### Directions
Locate each line of the material that contains "重型地中海贫血", then return it.
/---
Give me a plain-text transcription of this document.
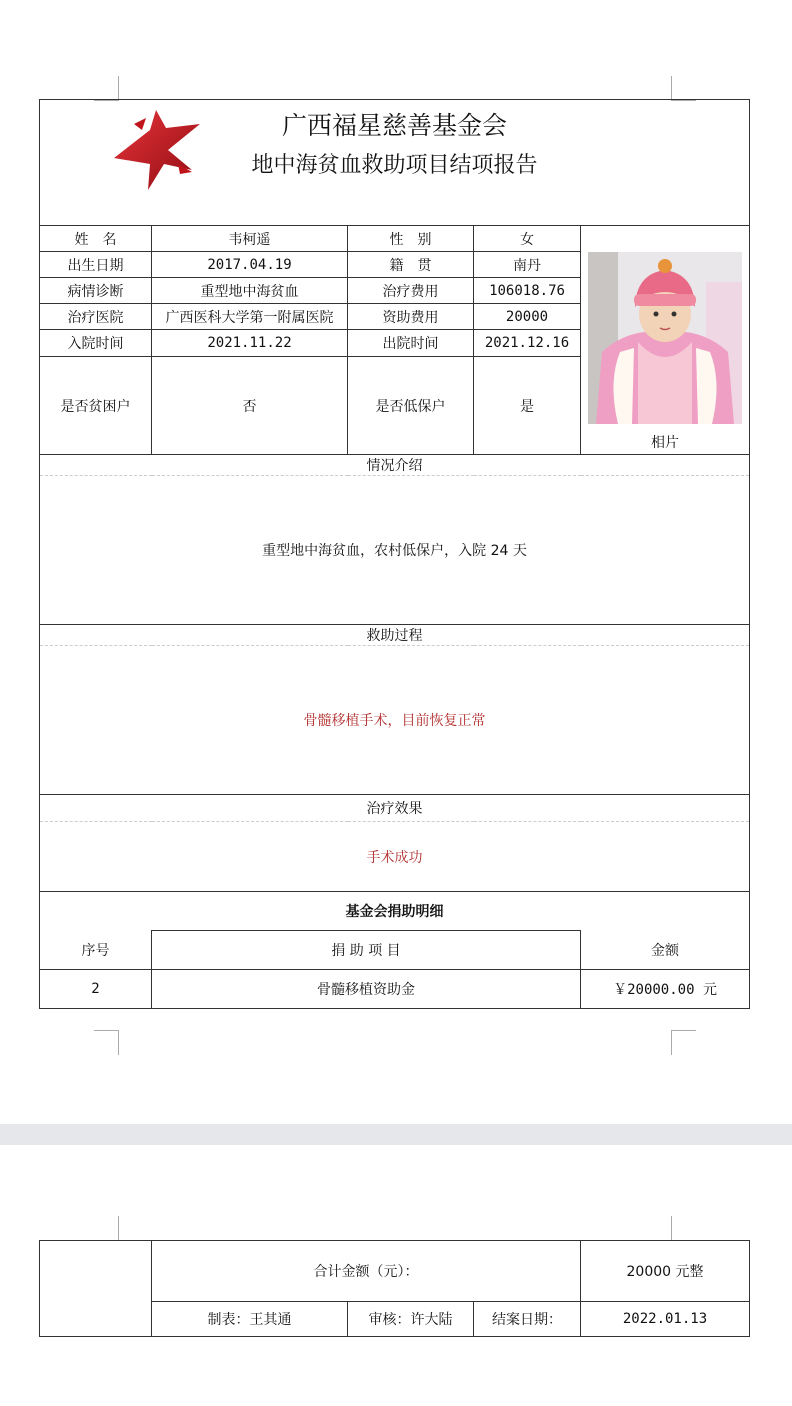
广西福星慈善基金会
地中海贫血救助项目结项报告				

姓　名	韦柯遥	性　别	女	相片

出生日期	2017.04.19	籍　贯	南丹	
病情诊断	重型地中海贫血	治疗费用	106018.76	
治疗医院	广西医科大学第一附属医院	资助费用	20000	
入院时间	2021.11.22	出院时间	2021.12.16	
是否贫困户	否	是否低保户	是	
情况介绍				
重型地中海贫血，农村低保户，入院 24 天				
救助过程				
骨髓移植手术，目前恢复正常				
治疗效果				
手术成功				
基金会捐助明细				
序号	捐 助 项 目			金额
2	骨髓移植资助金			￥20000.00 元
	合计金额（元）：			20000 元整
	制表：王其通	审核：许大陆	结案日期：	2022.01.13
\---
### Written answer
病情诊断	重型地中海贫血	治疗费用	106018.76	
重型地中海贫血，农村低保户，入院 24 天				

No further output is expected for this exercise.